#### [What is being asked]
Nothing but the lines holding the string "transport" should appear in the answer. Copy them from the entries.

(Items from a figure collection)
*** Begin section ***

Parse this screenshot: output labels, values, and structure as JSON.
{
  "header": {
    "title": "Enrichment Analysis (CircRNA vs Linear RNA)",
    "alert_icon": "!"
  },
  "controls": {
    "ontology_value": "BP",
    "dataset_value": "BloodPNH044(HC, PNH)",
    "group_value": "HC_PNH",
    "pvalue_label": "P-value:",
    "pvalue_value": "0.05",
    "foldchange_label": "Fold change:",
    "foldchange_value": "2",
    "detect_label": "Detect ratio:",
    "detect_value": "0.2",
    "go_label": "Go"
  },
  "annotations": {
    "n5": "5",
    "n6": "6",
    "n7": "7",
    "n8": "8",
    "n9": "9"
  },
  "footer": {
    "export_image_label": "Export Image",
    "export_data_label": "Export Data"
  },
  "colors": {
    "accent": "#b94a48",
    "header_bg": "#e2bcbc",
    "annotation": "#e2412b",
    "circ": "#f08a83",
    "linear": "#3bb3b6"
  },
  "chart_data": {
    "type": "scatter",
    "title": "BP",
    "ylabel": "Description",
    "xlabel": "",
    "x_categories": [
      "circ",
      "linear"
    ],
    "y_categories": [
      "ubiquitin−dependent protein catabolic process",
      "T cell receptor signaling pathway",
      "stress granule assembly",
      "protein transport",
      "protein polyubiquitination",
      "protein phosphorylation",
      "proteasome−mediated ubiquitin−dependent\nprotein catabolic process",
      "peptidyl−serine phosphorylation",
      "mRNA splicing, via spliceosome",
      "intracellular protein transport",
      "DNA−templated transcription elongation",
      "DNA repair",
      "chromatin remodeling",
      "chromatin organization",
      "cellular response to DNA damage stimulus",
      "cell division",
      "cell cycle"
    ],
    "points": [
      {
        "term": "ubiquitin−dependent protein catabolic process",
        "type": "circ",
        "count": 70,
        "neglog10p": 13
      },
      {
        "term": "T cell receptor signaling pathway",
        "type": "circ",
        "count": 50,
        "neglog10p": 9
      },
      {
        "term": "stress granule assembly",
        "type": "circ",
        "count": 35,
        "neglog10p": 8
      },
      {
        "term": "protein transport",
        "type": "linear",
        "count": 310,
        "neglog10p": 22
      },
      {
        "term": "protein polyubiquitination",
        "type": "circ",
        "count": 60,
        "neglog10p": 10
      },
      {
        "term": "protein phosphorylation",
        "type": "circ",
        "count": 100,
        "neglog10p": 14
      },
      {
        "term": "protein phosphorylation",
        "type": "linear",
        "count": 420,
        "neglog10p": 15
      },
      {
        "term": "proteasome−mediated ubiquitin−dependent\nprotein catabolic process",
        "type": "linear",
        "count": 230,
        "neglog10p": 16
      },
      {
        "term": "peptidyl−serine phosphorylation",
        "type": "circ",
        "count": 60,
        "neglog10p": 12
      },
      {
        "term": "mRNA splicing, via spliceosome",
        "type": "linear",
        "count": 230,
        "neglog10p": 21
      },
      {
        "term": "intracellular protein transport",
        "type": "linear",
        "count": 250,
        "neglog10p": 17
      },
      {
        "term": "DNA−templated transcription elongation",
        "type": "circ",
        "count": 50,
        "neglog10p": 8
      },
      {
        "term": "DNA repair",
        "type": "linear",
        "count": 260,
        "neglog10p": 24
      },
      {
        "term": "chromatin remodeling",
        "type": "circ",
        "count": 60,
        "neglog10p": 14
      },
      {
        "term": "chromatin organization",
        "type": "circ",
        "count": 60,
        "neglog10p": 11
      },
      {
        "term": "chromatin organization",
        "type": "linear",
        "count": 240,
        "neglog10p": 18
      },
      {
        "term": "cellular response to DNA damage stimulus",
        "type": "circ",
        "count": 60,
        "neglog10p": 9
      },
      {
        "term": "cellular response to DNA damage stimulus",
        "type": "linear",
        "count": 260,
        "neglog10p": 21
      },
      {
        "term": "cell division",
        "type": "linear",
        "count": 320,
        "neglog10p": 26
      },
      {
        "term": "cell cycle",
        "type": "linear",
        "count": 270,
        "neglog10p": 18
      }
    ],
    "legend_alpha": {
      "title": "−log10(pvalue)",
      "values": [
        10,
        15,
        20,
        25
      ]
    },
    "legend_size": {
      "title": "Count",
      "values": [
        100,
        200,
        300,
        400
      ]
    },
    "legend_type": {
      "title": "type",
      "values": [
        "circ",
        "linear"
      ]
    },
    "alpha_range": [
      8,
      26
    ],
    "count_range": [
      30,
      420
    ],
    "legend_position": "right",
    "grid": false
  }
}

*** End section ***

#### [Completed exercise]
      "protein transport",
      "intracellular protein transport",
        "term": "protein transport",
        "term": "intracellular protein transport",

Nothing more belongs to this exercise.